Objective =>
Leave the pictures out and print every record below exactly as it stands.

— begin Available records —

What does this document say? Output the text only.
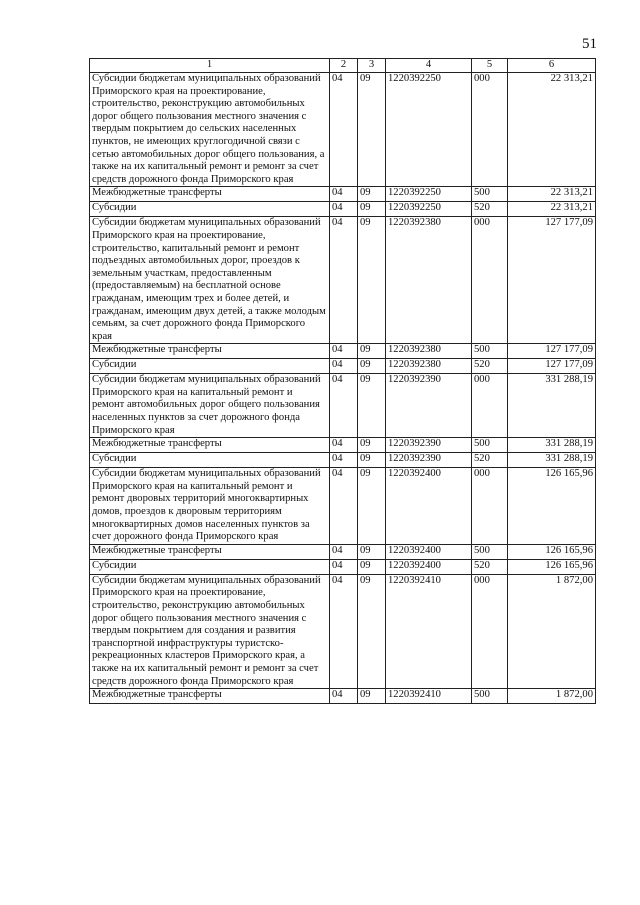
51
1	2	3	4	5	6
Субсидии бюджетам муниципальных образований Приморского края на проектирование, строительство, реконструкцию автомобильных дорог общего пользования местного значения с твердым покрытием до сельских населенных пунктов, не имеющих круглогодичной связи с сетью автомобильных дорог общего пользования, а также на их капитальный ремонт и ремонт за счет средств дорожного фонда Приморского края	04	09	1220392250	000	22 313,21
Межбюджетные трансферты	04	09	1220392250	500	22 313,21
Субсидии	04	09	1220392250	520	22 313,21
Субсидии бюджетам муниципальных образований Приморского края на проектирование, строительство, капитальный ремонт и ремонт подъездных автомобильных дорог, проездов к земельным участкам, предоставленным (предоставляемым) на бесплатной основе гражданам, имеющим трех и более детей, и гражданам, имеющим двух детей, а также молодым семьям, за счет дорожного фонда Приморского края	04	09	1220392380	000	127 177,09
Межбюджетные трансферты	04	09	1220392380	500	127 177,09
Субсидии	04	09	1220392380	520	127 177,09
Субсидии бюджетам муниципальных образований Приморского края на капитальный ремонт и ремонт автомобильных дорог общего пользования населенных пунктов за счет дорожного фонда Приморского края	04	09	1220392390	000	331 288,19
Межбюджетные трансферты	04	09	1220392390	500	331 288,19
Субсидии	04	09	1220392390	520	331 288,19
Субсидии бюджетам муниципальных образований Приморского края на капитальный ремонт и ремонт дворовых территорий многоквартирных домов, проездов к дворовым территориям многоквартирных домов населенных пунктов за счет дорожного фонда Приморского края	04	09	1220392400	000	126 165,96
Межбюджетные трансферты	04	09	1220392400	500	126 165,96
Субсидии	04	09	1220392400	520	126 165,96
Субсидии бюджетам муниципальных образований Приморского края на проектирование, строительство, реконструкцию автомобильных дорог общего пользования местного значения с твердым покрытием для создания и развития транспортной инфраструктуры туристско-рекреационных кластеров Приморского края, а также на их капитальный ремонт и ремонт за счет средств дорожного фонда Приморского края	04	09	1220392410	000	1 872,00
Межбюджетные трансферты	04	09	1220392410	500	1 872,00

— end Available records —

Written response =>
What does this document say? Output the text only.
51
1	2	3	4	5	6
Субсидии бюджетам муниципальных образований Приморского края на проектирование, строительство, реконструкцию автомобильных дорог общего пользования местного значения с твердым покрытием до сельских населенных пунктов, не имеющих круглогодичной связи с сетью автомобильных дорог общего пользования, а также на их капитальный ремонт и ремонт за счет средств дорожного фонда Приморского края	04	09	1220392250	000	22 313,21
Межбюджетные трансферты	04	09	1220392250	500	22 313,21
Субсидии	04	09	1220392250	520	22 313,21
Субсидии бюджетам муниципальных образований Приморского края на проектирование, строительство, капитальный ремонт и ремонт подъездных автомобильных дорог, проездов к земельным участкам, предоставленным (предоставляемым) на бесплатной основе гражданам, имеющим трех и более детей, и гражданам, имеющим двух детей, а также молодым семьям, за счет дорожного фонда Приморского края	04	09	1220392380	000	127 177,09
Межбюджетные трансферты	04	09	1220392380	500	127 177,09
Субсидии	04	09	1220392380	520	127 177,09
Субсидии бюджетам муниципальных образований Приморского края на капитальный ремонт и ремонт автомобильных дорог общего пользования населенных пунктов за счет дорожного фонда Приморского края	04	09	1220392390	000	331 288,19
Межбюджетные трансферты	04	09	1220392390	500	331 288,19
Субсидии	04	09	1220392390	520	331 288,19
Субсидии бюджетам муниципальных образований Приморского края на капитальный ремонт и ремонт дворовых территорий многоквартирных домов, проездов к дворовым территориям многоквартирных домов населенных пунктов за счет дорожного фонда Приморского края	04	09	1220392400	000	126 165,96
Межбюджетные трансферты	04	09	1220392400	500	126 165,96
Субсидии	04	09	1220392400	520	126 165,96
Субсидии бюджетам муниципальных образований Приморского края на проектирование, строительство, реконструкцию автомобильных дорог общего пользования местного значения с твердым покрытием для создания и развития транспортной инфраструктуры туристско-рекреационных кластеров Приморского края, а также на их капитальный ремонт и ремонт за счет средств дорожного фонда Приморского края	04	09	1220392410	000	1 872,00
Межбюджетные трансферты	04	09	1220392410	500	1 872,00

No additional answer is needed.